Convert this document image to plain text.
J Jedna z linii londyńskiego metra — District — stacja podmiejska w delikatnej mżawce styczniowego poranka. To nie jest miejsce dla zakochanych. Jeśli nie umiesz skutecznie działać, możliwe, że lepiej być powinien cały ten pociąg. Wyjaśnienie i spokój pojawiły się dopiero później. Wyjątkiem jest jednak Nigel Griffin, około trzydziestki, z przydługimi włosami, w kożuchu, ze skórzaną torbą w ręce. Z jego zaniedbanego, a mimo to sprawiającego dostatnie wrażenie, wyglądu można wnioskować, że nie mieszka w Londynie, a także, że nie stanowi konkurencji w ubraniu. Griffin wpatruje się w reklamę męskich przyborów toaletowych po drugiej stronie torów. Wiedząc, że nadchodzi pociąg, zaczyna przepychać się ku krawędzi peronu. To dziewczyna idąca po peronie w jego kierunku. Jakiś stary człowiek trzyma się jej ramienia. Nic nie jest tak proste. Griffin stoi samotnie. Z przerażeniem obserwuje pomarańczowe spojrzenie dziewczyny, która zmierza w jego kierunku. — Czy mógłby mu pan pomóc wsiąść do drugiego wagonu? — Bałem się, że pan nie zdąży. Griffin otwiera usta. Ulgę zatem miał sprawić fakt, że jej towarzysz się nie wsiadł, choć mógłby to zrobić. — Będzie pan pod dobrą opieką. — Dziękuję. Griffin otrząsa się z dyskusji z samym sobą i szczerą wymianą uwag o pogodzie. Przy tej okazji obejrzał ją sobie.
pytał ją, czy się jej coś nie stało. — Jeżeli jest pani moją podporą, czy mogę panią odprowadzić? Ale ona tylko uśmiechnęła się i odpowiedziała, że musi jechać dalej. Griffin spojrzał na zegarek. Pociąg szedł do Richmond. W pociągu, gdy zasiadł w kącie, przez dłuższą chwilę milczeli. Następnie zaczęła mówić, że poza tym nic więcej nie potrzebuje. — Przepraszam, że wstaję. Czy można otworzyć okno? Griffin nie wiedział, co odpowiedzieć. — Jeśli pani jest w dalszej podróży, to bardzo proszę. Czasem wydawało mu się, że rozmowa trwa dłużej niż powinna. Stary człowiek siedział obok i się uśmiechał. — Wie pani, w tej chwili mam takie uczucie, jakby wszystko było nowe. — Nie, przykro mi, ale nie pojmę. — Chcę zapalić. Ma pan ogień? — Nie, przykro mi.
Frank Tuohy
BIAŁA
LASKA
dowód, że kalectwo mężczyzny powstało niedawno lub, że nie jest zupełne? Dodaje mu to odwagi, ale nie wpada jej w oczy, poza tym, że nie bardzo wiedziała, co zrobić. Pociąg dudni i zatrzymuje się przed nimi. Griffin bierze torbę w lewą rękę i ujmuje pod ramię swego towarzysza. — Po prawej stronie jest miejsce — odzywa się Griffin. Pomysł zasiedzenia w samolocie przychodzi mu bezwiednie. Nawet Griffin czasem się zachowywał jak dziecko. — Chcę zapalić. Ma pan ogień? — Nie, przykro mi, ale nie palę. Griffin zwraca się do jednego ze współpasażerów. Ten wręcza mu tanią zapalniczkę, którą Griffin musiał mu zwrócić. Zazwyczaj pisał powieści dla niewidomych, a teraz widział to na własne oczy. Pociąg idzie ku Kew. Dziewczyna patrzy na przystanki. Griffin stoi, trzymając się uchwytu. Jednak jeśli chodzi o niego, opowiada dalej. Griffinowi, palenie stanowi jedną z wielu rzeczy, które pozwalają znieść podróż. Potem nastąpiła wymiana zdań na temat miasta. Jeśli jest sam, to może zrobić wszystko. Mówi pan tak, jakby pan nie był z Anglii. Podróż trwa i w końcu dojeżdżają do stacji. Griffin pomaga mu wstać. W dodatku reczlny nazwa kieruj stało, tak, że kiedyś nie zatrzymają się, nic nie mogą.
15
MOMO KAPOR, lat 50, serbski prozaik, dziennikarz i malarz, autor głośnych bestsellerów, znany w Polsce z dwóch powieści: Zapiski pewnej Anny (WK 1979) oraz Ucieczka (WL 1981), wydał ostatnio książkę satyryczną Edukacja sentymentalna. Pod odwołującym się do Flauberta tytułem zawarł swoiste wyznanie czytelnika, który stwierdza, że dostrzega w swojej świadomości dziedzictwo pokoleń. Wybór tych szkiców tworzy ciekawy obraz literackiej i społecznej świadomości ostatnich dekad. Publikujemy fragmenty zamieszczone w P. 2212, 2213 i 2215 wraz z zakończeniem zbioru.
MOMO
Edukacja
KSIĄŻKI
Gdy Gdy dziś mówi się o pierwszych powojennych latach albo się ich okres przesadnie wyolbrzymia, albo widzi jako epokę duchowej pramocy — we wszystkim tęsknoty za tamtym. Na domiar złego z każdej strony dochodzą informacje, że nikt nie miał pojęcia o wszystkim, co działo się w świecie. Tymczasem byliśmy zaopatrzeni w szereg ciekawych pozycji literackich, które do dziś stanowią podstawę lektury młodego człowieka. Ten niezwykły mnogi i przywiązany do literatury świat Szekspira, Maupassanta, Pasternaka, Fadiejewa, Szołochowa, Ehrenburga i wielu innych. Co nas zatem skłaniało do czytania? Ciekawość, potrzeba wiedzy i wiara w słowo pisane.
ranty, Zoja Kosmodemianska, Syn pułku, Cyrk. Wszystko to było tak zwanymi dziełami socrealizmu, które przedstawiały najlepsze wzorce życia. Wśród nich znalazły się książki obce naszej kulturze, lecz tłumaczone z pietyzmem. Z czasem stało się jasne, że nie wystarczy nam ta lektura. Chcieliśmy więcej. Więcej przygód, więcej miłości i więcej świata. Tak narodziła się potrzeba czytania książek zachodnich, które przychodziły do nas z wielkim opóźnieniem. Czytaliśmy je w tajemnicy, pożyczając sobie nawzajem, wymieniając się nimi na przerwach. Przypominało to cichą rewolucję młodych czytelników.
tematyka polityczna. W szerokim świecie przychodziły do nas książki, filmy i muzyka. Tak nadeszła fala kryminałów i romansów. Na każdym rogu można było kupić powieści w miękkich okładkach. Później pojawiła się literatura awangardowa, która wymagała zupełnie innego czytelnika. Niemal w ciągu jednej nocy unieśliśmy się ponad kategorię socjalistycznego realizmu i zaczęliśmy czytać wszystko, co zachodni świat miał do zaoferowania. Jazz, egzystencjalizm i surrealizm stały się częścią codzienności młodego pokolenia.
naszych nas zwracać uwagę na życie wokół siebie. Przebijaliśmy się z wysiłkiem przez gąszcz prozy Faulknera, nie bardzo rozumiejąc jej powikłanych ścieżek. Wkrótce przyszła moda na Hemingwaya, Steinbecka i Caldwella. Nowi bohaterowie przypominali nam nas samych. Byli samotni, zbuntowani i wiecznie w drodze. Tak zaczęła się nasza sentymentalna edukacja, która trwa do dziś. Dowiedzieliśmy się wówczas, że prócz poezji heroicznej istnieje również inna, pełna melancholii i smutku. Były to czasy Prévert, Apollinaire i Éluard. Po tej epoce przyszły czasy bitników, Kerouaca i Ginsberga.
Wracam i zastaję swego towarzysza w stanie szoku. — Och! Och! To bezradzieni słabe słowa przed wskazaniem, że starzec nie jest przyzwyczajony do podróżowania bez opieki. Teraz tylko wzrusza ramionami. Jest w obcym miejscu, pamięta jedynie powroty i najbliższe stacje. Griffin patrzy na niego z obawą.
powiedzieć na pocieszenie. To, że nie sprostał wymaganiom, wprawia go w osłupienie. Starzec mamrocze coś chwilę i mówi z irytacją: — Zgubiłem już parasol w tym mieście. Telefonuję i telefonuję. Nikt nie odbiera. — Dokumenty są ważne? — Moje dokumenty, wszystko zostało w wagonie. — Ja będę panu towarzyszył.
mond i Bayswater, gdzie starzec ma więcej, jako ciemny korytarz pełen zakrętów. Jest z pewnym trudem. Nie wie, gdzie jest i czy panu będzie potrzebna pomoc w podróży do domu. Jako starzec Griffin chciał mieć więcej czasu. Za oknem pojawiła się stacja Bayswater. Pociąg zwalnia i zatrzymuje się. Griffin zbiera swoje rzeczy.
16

## WHAT IS NEEDED
Search the data above for the string "przychodziły" and return every line that has it.

## FULL RESPONSE
ranty, Zoja Kosmodemianska, Syn pułku, Cyrk. Wszystko to było tak zwanymi dziełami socrealizmu, które przedstawiały najlepsze wzorce życia. Wśród nich znalazły się książki obce naszej kulturze, lecz tłumaczone z pietyzmem. Z czasem stało się jasne, że nie wystarczy nam ta lektura. Chcieliśmy więcej. Więcej przygód, więcej miłości i więcej świata. Tak narodziła się potrzeba czytania książek zachodnich, które przychodziły do nas z wielkim opóźnieniem. Czytaliśmy je w tajemnicy, pożyczając sobie nawzajem, wymieniając się nimi na przerwach. Przypominało to cichą rewolucję młodych czytelników.
tematyka polityczna. W szerokim świecie przychodziły do nas książki, filmy i muzyka. Tak nadeszła fala kryminałów i romansów. Na każdym rogu można było kupić powieści w miękkich okładkach. Później pojawiła się literatura awangardowa, która wymagała zupełnie innego czytelnika. Niemal w ciągu jednej nocy unieśliśmy się ponad kategorię socjalistycznego realizmu i zaczęliśmy czytać wszystko, co zachodni świat miał do zaoferowania. Jazz, egzystencjalizm i surrealizm stały się częścią codzienności młodego pokolenia.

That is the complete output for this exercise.